-- Begin --

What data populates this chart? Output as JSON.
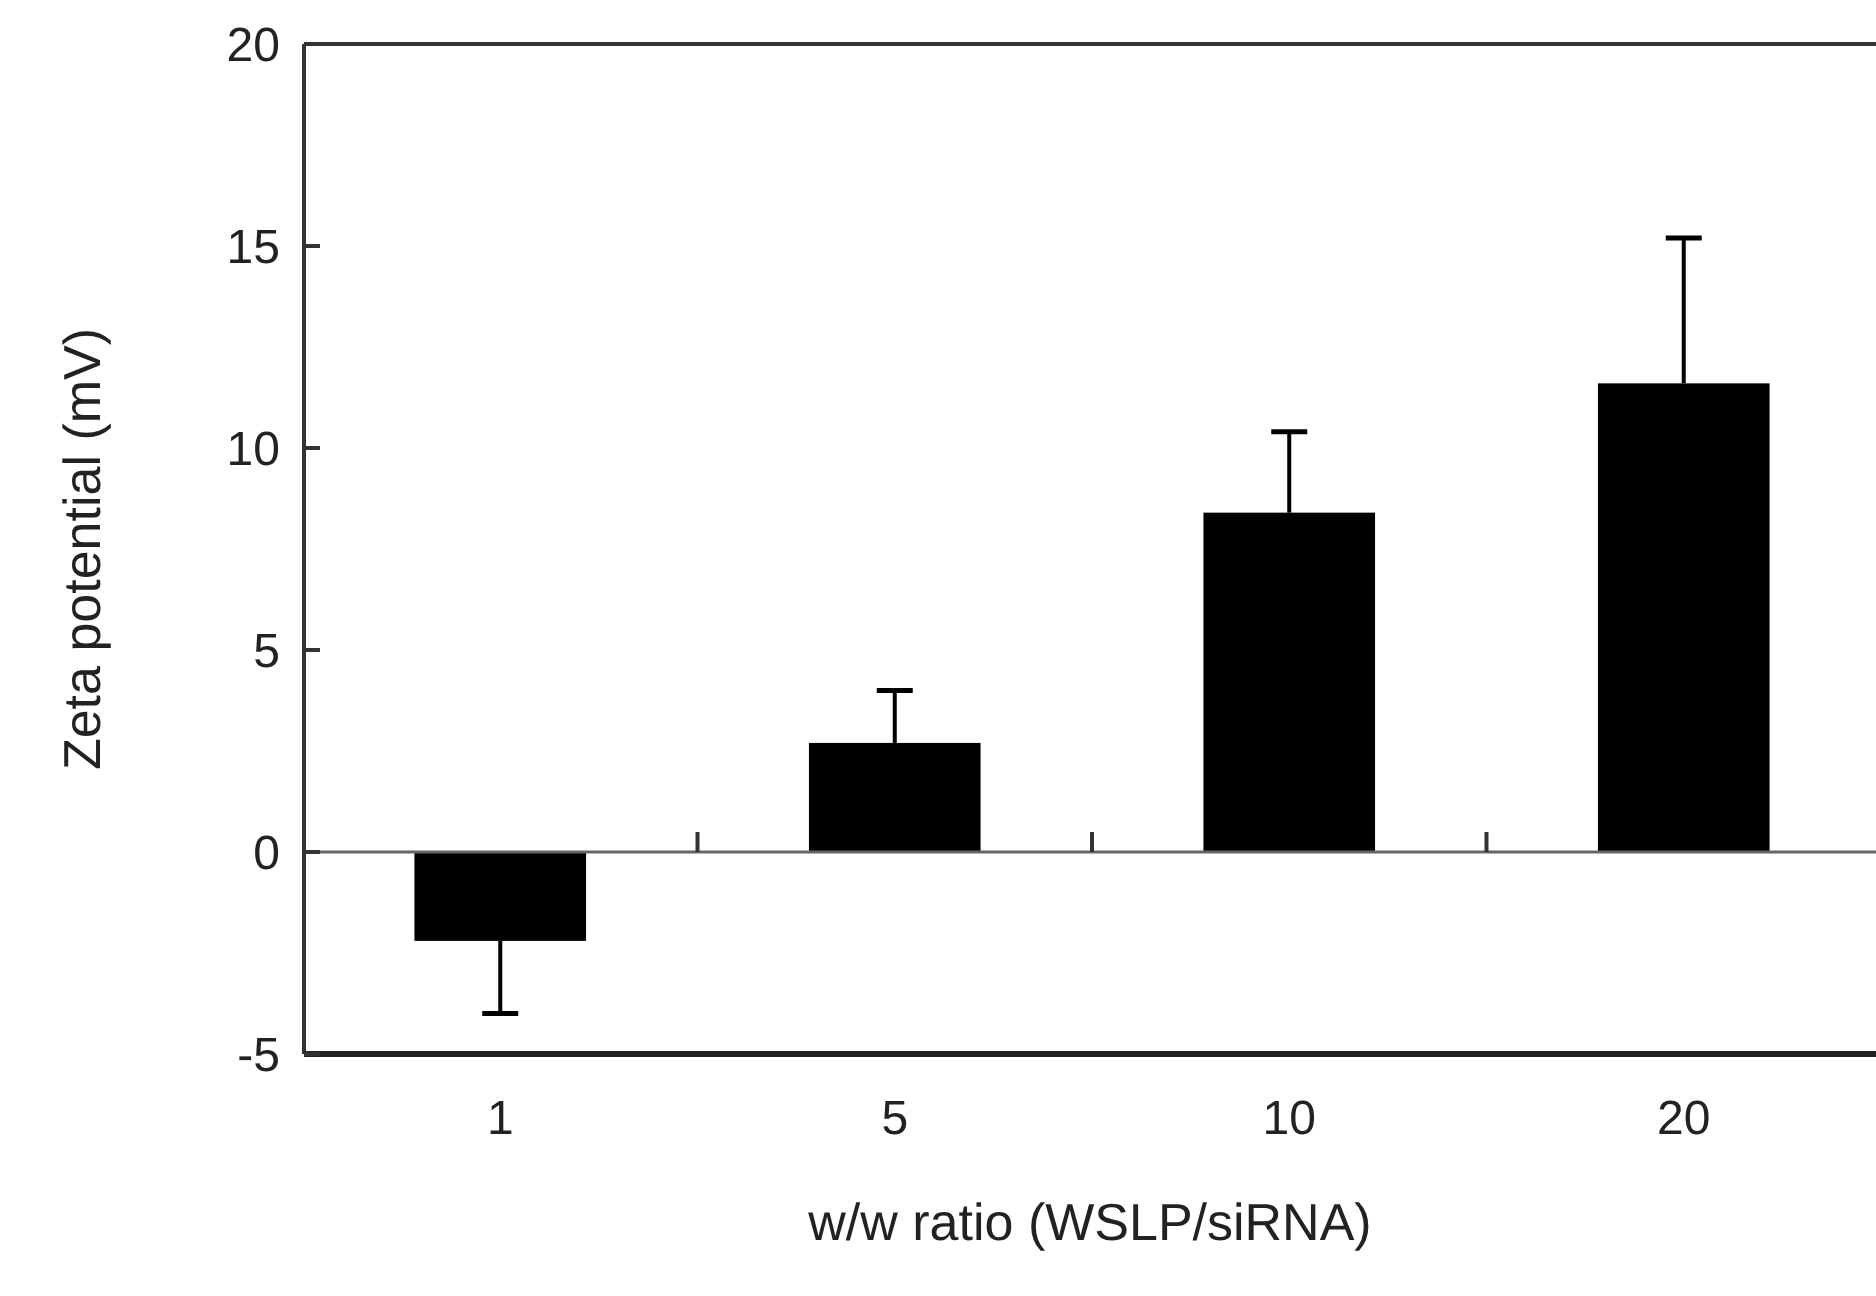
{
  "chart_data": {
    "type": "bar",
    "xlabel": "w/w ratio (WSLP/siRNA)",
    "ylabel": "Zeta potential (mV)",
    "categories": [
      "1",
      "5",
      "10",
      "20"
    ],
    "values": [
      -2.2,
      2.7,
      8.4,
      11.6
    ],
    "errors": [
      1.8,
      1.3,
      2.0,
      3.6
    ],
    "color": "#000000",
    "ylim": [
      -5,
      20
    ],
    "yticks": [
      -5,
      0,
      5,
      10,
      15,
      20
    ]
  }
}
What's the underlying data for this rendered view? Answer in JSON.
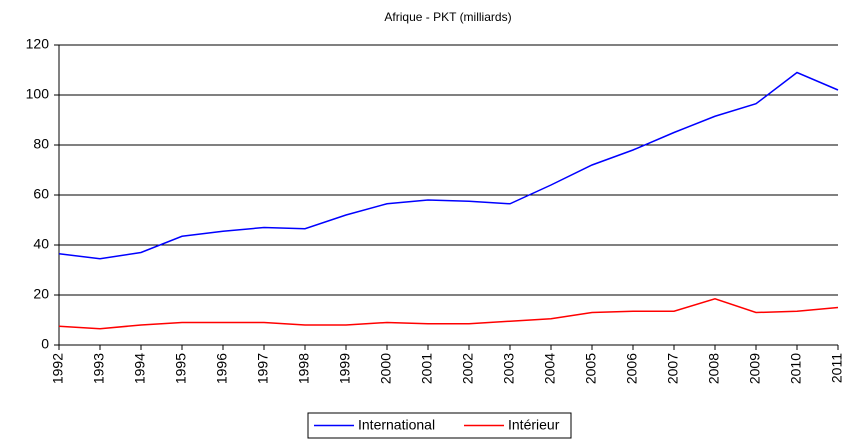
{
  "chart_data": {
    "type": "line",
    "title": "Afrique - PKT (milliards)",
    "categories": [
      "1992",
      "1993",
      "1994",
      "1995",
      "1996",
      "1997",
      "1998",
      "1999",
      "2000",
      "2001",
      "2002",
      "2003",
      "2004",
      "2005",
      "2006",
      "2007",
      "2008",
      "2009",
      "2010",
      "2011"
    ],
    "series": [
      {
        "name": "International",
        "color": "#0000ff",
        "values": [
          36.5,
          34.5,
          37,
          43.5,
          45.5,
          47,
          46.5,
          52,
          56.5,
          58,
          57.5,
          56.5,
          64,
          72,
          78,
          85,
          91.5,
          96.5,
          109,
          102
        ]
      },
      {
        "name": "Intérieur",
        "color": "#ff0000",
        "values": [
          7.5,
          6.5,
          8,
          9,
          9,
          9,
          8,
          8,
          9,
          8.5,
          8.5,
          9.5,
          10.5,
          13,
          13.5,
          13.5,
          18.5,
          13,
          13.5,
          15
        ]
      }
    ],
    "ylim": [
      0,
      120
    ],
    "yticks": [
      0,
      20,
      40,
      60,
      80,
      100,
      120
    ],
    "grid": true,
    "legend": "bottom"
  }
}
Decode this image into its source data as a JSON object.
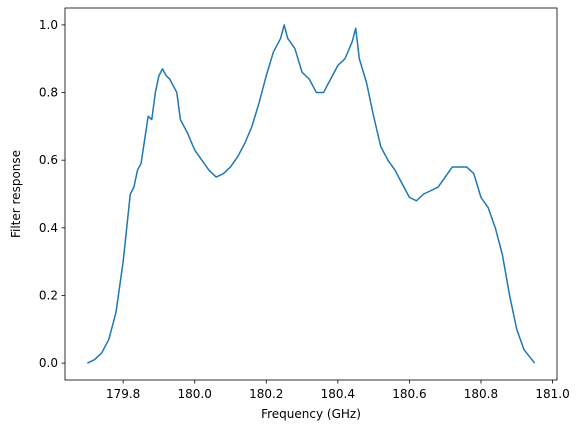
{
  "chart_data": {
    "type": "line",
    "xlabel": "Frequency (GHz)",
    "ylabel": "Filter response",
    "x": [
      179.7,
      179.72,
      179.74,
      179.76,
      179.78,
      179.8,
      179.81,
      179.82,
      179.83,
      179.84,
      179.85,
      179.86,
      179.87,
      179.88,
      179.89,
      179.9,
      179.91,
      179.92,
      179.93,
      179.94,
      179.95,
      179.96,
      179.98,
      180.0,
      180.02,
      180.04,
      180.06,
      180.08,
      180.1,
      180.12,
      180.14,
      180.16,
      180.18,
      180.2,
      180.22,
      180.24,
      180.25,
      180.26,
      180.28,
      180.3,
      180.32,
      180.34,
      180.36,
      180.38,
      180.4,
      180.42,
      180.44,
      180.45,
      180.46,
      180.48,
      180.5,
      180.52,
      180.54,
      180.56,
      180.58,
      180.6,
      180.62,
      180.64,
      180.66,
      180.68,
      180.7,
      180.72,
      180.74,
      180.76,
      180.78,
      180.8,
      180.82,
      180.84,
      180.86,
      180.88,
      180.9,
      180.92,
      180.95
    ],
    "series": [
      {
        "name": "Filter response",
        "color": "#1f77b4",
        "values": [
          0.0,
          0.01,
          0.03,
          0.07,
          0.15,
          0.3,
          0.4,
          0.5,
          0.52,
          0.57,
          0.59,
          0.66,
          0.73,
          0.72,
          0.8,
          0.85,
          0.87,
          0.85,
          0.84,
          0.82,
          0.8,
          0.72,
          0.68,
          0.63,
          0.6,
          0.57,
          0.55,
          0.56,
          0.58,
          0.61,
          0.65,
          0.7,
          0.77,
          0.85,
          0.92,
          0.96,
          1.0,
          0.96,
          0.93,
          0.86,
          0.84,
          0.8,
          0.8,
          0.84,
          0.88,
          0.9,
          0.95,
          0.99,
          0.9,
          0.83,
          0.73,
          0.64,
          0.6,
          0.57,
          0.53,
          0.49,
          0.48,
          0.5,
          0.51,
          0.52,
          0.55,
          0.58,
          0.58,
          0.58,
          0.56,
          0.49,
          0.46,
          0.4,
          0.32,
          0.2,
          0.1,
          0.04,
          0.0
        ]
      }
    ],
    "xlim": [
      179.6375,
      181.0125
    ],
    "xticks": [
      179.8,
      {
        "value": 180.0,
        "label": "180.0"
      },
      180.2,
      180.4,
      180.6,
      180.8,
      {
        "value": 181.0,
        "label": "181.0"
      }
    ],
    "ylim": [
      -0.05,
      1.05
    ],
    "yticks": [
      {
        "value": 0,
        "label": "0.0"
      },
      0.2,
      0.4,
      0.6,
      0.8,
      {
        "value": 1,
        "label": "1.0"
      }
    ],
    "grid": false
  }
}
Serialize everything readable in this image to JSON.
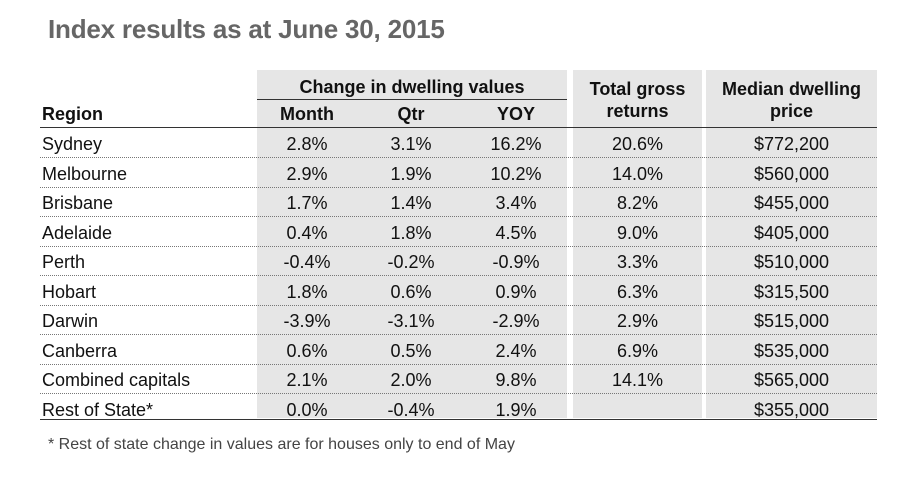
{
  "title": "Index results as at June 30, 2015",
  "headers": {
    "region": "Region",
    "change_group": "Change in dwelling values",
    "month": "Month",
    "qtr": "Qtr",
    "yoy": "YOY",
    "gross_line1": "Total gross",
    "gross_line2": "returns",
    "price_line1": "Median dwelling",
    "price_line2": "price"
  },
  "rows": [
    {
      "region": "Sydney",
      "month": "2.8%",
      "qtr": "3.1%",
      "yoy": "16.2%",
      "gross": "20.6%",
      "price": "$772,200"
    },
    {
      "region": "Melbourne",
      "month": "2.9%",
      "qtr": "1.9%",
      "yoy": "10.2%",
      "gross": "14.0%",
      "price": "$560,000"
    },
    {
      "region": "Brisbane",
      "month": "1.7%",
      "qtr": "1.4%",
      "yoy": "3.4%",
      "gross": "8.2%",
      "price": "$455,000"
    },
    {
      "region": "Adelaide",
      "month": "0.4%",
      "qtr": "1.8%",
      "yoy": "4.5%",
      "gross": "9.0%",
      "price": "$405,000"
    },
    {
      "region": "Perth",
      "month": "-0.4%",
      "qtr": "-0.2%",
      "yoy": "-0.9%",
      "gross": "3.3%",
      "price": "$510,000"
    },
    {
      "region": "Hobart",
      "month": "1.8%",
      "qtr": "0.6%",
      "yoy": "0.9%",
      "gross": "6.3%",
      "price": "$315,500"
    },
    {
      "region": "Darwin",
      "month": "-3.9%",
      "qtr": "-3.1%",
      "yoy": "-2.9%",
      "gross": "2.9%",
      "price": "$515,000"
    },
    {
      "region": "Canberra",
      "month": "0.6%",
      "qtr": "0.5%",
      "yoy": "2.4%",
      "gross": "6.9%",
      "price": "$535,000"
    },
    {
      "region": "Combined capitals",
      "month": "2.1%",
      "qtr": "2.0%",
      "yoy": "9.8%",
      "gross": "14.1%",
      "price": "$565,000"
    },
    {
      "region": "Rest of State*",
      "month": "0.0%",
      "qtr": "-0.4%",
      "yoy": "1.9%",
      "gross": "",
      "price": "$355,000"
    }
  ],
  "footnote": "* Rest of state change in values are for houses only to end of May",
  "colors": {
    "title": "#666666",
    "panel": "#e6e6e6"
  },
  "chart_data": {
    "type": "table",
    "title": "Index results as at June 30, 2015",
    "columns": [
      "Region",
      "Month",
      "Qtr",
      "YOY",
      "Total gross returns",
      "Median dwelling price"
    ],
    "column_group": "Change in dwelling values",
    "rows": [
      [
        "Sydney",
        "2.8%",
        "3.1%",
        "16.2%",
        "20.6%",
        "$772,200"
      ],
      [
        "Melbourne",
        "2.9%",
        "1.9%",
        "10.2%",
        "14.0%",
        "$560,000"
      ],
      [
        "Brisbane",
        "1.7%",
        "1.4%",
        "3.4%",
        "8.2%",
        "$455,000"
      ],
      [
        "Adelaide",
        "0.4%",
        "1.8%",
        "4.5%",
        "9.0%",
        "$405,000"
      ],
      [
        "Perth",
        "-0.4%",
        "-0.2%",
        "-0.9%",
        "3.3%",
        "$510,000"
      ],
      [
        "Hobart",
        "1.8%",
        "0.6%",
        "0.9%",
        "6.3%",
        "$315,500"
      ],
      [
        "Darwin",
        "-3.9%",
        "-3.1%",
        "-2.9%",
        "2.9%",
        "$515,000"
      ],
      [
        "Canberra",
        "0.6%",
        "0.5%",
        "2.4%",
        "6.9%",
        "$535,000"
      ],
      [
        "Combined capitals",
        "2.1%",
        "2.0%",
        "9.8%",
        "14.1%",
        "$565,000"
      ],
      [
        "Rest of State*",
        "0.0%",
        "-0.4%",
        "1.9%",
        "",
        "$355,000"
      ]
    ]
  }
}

-- End --

List every line above that contains the word "type".

    "type": "bar",
    "type": "line",
    "type": "line",
    "type": "table",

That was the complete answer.